>>>>>

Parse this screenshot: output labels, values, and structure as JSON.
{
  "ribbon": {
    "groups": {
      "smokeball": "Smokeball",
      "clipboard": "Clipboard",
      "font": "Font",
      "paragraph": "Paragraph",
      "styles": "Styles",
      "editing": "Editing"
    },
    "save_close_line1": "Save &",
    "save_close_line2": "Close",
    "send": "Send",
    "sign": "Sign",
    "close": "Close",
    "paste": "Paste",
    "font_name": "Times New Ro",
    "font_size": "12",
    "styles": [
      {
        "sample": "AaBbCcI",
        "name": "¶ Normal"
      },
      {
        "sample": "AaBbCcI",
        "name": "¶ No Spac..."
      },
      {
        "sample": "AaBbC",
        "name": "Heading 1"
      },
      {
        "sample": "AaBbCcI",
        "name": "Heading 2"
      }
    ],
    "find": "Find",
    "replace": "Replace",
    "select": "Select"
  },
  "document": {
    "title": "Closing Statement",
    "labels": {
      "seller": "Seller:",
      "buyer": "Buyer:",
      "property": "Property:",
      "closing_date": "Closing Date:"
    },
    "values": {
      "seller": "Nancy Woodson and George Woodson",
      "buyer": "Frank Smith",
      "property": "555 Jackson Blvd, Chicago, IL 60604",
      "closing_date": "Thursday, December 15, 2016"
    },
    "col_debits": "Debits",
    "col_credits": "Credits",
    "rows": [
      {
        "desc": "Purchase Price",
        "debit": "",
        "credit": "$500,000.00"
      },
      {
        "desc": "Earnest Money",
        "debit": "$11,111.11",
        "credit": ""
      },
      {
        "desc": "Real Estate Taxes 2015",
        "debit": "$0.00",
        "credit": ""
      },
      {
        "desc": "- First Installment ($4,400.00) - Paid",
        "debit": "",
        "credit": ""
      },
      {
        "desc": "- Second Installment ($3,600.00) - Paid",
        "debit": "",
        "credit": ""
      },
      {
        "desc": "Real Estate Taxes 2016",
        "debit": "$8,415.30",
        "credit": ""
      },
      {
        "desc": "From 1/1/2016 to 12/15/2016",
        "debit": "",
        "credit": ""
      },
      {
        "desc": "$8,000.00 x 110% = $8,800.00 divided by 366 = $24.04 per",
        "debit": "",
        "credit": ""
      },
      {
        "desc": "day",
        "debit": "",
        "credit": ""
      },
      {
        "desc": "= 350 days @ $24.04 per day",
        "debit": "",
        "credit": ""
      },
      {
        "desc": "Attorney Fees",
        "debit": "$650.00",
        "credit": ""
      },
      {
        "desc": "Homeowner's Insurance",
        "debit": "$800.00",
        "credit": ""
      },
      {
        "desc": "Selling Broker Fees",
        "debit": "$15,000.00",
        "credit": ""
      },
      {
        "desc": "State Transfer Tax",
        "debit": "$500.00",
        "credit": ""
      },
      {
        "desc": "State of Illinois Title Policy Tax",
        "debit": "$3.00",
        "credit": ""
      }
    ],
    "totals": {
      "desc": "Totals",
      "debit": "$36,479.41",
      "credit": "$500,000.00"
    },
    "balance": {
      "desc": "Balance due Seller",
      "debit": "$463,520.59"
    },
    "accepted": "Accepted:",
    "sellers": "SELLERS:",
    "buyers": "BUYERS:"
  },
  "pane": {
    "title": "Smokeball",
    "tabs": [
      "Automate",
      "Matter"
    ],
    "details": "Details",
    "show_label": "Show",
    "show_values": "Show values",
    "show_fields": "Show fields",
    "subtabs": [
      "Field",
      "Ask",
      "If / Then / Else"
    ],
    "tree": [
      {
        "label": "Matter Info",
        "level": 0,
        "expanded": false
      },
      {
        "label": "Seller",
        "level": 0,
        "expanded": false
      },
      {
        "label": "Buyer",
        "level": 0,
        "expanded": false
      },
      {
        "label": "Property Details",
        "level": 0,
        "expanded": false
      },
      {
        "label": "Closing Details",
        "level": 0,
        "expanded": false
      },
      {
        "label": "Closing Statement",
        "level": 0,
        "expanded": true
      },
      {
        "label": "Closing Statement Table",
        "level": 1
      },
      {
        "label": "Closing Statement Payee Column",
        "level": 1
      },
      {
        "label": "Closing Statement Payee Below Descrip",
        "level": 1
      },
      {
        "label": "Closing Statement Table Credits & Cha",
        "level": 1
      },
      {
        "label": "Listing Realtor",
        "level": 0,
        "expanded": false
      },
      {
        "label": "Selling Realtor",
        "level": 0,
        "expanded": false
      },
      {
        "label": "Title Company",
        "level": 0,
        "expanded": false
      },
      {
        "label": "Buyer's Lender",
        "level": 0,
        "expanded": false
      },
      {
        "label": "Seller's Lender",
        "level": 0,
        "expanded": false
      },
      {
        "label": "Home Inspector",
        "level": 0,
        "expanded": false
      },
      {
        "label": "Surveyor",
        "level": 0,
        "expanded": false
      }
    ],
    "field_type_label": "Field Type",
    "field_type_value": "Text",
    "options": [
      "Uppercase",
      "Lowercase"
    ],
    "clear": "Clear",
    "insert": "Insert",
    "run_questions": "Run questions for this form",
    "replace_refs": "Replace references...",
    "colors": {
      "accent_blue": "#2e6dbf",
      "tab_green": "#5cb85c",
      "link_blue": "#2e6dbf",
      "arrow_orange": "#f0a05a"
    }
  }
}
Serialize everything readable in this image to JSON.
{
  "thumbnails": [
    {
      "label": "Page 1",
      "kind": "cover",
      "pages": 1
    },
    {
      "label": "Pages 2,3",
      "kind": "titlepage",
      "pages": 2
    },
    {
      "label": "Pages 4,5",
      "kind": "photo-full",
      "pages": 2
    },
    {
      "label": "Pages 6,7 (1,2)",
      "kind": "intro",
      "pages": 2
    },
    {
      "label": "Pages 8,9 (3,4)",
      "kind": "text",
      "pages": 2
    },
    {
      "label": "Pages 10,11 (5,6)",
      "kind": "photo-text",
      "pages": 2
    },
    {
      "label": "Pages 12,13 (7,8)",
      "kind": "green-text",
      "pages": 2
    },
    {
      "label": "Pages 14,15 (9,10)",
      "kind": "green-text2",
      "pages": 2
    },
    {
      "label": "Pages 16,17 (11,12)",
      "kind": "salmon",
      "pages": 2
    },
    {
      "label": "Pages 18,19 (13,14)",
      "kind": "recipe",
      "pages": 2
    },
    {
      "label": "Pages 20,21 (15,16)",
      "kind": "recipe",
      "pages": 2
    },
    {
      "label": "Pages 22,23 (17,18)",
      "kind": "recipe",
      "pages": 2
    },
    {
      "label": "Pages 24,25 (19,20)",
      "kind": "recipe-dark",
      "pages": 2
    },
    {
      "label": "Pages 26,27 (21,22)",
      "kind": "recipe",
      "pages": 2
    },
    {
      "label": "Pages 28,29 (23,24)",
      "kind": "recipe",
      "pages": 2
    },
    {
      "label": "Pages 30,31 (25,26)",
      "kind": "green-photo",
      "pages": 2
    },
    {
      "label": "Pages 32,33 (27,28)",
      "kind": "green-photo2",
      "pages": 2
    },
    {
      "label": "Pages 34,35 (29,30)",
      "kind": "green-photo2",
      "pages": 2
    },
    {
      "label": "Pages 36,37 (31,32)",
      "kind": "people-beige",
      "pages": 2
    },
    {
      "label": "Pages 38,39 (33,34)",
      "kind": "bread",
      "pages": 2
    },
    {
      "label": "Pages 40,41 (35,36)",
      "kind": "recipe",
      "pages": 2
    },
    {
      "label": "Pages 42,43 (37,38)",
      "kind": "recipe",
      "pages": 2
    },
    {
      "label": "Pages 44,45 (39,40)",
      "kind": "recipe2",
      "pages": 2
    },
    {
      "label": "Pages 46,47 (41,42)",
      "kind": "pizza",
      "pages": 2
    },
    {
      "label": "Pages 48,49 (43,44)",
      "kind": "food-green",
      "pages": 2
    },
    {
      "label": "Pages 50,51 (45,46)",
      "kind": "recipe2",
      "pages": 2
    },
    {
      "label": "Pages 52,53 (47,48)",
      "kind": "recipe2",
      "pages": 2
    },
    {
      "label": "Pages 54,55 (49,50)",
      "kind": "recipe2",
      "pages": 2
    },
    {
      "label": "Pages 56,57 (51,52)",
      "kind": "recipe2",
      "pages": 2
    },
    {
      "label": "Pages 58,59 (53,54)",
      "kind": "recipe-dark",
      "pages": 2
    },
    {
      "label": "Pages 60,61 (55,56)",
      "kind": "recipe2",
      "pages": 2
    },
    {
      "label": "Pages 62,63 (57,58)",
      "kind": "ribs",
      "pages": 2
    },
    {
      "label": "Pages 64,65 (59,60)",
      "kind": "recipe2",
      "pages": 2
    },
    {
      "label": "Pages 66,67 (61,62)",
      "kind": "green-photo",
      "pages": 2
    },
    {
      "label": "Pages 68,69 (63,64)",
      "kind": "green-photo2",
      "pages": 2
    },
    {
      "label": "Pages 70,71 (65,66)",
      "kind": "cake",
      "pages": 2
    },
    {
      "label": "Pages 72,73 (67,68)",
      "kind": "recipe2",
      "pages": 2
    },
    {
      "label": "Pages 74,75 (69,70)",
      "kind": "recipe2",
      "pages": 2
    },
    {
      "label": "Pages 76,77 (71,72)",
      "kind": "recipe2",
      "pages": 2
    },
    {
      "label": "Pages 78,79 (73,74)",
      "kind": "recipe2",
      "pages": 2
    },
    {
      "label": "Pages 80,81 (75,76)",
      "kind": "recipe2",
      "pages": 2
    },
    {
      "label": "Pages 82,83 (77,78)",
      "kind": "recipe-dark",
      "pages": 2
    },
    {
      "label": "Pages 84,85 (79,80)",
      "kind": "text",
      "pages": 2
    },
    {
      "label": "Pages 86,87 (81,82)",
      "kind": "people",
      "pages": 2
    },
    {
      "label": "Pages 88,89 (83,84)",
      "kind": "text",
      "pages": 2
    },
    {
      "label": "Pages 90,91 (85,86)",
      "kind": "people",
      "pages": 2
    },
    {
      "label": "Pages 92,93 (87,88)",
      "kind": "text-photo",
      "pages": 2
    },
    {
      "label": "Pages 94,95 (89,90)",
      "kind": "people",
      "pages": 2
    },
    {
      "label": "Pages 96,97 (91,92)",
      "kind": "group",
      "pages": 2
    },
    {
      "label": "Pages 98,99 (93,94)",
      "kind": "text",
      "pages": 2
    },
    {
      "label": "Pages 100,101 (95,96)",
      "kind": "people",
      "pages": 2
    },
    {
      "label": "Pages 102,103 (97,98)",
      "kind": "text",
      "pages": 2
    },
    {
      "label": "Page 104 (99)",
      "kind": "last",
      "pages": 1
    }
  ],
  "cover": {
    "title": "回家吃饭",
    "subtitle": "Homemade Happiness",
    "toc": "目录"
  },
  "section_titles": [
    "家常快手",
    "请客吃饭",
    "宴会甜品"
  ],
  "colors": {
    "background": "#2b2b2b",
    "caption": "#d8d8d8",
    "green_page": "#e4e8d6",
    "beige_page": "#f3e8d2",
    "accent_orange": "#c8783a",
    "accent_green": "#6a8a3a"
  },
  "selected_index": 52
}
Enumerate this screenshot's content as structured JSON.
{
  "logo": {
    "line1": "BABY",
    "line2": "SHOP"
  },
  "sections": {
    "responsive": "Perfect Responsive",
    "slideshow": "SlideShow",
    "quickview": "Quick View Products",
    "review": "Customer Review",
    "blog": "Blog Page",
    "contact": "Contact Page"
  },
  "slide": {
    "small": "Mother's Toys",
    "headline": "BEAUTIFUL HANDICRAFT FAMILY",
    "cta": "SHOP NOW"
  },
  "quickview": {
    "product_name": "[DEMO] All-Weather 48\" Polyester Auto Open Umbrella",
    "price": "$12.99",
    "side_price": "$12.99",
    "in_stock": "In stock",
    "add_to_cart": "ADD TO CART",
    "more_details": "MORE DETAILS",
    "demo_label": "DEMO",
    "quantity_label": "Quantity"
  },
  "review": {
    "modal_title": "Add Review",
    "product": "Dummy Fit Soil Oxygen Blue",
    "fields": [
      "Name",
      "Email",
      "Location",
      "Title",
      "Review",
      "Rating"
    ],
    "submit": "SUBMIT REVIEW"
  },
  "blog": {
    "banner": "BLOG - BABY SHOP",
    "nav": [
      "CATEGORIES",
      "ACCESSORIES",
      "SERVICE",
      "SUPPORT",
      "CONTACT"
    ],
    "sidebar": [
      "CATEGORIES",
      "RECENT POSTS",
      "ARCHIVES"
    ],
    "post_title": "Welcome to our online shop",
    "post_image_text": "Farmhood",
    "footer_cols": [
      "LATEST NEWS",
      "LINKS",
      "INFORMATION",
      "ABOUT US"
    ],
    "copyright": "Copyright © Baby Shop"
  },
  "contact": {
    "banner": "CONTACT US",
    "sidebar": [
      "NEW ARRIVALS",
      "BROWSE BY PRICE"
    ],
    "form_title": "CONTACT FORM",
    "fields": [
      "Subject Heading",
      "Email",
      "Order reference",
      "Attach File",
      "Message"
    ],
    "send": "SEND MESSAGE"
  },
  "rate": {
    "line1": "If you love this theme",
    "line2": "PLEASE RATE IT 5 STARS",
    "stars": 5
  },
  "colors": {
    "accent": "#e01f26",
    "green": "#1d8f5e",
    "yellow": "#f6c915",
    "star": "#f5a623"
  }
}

<<<<<

Each line above that includes "this" should be shown.

Parse this screenshot: output labels, values, and structure as JSON.
    "run_questions": "Run questions for this form",
Serialize everything readable in this image to JSON.
Enumerate this screenshot's content as structured JSON.
    "line1": "If you love this theme",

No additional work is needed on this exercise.